能登半島は,西南日本海岸能登震源区JscPhNotoの最大震度5強の2020年3月13日M5.5P穴水と最大震度6弱の2022年6月19日M5.4+p珠洲によって多くの被害を被っていた.特に,玖珠M5.4は規模に対して震度が大きく,非双偶力成分比nonDCが+24%と上下方向[82+83°]の主引張T歪が水平方向[327+3°]の主圧縮P歪の2.38倍あり,神社の鳥居が抜け,倒壊した(月刊地震予報154).その3ヶ月前の2022年3月16日には,東北日本前弧沖阿武隈震源区ofAcJAbk M7.4p(月刊地震予報151)の震度6強によって東北新幹線は車輪が浮き上がりrailから大きく逸脱し17両中16両が脱線して10日間運休した.震源に近い福島県相馬では電信柱が地中に1m以上突き刺さったと新聞報道されたが,電線が抜けるのを引き戻したのであろう.一般の建造物は上載荷重によって安定化しているため大きな引張過剰(正の非双偶力成分比)の地震や剪断歪による垂直な主引張歪軸を持つ地震には脆弱である.また,これらの震動は表層岩石も突上げ,引き剥がすため,後の豪雨によって広域な土砂崩れを発生させるので警戒と対策が必要である.
◆ ◆ ◆ ◆ ◆ ◆ ◆
» 課題:
- A) 能登半島の地震に関する文章に、発生日とともに記されている地震がある。その発生年月日をすべて書き出せ。
- B) 能登半島の地震に関する文章をもとに、次の問いに答えよ。
(i) 2022年6月19日の珠洲の地震の最大震度はいくつか。
(ii) 東北新幹線は何両中何両が脱線したか。
(iii) 福島県相馬では、電信柱が地中にどれだけ突き刺さったと報道されたか。
- C) 能登半島の地震に関する文章を、最後の文の後から書き継げ。
◆ ◆ ◆ ◆ ◆ ◆ ◆
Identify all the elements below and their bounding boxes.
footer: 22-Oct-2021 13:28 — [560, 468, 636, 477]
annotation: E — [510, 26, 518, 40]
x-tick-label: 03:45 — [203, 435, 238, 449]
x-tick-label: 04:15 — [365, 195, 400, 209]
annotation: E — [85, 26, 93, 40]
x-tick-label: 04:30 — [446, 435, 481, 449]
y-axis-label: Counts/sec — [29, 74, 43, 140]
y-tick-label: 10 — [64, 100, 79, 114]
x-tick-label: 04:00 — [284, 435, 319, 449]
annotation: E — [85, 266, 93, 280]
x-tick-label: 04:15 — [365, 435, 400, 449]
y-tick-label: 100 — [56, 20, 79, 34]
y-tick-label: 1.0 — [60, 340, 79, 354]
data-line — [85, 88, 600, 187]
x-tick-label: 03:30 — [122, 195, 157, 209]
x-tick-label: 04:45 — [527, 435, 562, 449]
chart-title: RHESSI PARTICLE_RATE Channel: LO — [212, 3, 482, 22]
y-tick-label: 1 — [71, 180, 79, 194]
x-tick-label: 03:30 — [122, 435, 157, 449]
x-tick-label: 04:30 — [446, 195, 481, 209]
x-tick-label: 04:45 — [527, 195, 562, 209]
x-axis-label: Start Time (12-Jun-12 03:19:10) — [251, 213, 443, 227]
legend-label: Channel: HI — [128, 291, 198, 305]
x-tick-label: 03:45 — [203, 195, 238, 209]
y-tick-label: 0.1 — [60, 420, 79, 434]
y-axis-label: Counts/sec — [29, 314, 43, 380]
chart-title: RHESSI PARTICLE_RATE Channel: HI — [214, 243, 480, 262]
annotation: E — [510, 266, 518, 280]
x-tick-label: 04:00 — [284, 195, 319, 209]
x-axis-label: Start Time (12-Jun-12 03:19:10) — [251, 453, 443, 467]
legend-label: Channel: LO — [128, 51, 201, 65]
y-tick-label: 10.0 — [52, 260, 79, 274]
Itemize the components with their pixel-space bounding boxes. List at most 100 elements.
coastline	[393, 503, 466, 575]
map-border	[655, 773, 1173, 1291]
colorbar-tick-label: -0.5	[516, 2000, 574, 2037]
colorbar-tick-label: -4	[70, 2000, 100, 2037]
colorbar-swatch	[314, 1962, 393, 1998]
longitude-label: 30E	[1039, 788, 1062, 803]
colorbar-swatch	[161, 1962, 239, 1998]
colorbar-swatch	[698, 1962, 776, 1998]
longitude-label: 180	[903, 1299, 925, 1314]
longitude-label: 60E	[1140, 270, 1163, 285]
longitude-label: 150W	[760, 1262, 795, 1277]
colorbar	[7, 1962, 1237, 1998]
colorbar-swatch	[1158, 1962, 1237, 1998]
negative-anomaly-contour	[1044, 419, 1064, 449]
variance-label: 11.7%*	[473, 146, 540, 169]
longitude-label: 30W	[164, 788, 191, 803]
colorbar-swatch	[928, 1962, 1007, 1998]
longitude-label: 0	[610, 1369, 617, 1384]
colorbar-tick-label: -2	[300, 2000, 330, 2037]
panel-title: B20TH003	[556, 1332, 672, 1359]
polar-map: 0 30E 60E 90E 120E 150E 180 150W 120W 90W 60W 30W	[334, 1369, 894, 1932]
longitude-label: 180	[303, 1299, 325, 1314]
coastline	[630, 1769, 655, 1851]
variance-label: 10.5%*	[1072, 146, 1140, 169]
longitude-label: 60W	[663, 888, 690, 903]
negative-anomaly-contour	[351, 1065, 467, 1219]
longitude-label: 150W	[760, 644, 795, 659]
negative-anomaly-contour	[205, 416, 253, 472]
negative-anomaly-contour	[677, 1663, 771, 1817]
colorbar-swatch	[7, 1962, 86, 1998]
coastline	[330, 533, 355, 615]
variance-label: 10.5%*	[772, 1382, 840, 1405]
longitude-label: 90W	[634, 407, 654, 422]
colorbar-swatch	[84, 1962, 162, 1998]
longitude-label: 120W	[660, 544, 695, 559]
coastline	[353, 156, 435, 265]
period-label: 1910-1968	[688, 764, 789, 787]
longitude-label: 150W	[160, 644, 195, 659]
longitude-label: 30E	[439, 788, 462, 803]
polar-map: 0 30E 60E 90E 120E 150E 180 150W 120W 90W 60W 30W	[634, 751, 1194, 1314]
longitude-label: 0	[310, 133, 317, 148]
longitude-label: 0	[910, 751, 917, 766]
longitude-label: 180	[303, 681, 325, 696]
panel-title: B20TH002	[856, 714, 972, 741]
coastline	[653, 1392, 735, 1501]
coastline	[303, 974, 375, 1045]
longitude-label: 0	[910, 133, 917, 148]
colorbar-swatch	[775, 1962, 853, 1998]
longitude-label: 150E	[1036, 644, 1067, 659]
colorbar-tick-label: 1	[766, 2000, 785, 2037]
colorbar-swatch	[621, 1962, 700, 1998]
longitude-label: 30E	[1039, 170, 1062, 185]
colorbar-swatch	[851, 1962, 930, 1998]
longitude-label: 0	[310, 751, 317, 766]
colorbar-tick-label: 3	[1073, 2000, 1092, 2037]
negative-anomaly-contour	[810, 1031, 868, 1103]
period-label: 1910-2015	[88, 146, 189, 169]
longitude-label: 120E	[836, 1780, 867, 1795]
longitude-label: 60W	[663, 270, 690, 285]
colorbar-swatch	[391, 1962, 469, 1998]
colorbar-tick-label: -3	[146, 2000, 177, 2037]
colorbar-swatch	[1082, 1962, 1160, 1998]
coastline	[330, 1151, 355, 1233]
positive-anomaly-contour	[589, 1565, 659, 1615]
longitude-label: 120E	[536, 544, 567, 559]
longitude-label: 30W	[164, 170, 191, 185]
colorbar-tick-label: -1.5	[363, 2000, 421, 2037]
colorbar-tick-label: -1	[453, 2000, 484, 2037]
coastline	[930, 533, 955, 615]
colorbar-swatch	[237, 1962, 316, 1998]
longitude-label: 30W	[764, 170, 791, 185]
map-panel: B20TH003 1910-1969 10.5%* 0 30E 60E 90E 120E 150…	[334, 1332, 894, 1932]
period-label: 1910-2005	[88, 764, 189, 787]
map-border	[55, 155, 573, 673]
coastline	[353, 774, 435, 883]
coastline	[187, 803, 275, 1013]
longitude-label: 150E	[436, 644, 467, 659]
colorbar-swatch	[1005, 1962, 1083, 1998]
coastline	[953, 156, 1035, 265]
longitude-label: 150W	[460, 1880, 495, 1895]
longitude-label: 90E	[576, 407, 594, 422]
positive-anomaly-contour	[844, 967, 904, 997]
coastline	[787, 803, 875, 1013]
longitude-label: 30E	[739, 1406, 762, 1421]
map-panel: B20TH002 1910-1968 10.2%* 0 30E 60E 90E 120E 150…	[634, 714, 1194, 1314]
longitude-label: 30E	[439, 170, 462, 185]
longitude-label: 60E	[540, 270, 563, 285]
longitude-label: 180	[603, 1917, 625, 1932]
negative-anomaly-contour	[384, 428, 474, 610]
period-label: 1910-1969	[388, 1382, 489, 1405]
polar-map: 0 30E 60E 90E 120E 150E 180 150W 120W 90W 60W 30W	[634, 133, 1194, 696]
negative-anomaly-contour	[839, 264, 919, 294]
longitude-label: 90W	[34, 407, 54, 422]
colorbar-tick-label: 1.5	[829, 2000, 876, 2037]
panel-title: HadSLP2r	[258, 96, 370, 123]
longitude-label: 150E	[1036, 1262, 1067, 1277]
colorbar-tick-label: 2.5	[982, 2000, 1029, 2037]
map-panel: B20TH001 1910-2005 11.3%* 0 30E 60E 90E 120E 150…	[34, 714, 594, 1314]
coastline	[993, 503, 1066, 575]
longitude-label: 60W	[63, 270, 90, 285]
◆ ◆ ◆ ◆ ◆ ◆ ◆
» 解答:
- A) 2020年3月13日、2022年6月19日、2022年3月16日

- B)
(i) 6弱
(ii) 17両中16両
(iii) 1m以上

- C)
これらのの被害のあった阿武隈と能登震源区では,東北日本海岸沖出羽震源区oJscJDw の新潟・山形地震2019年6月18日M6.7pの余震が2019年11月まで続く中,能登震源区では初の群発地震速報解2019年8月27日M3.8そして2020年3月13日穴水M5.5P,阿武隈震源区では2019年8月4日M6.4pから誘発地震が起こっていた(月刊地震予報154).
このように西南日本海岸能登震源区JscPhNotoの群発地震は,東北日本弧との関係によって開始されたが,2019年以前は西南脊梁飛騨震源区BkbPhHidaの群発地震と関連しながら起こっている(図552).
能登震源区JscPhNotoのCMT解は2007年から31個あり;
2007年に3月25日M6.6P冨来(とき),M5.3P穴水,3月26日M5.1-np冨来沖と能登半島西部で集中的に起こった後,静穏化して2019年の群発地震の開始と,2020年3月13日M5.3P穴水が起こった.2021年9月16日M4.9Pから2023年5月10日M4.8Prまで能登半島北東端の珠洲および珠洲沖で起った後静穏化していた.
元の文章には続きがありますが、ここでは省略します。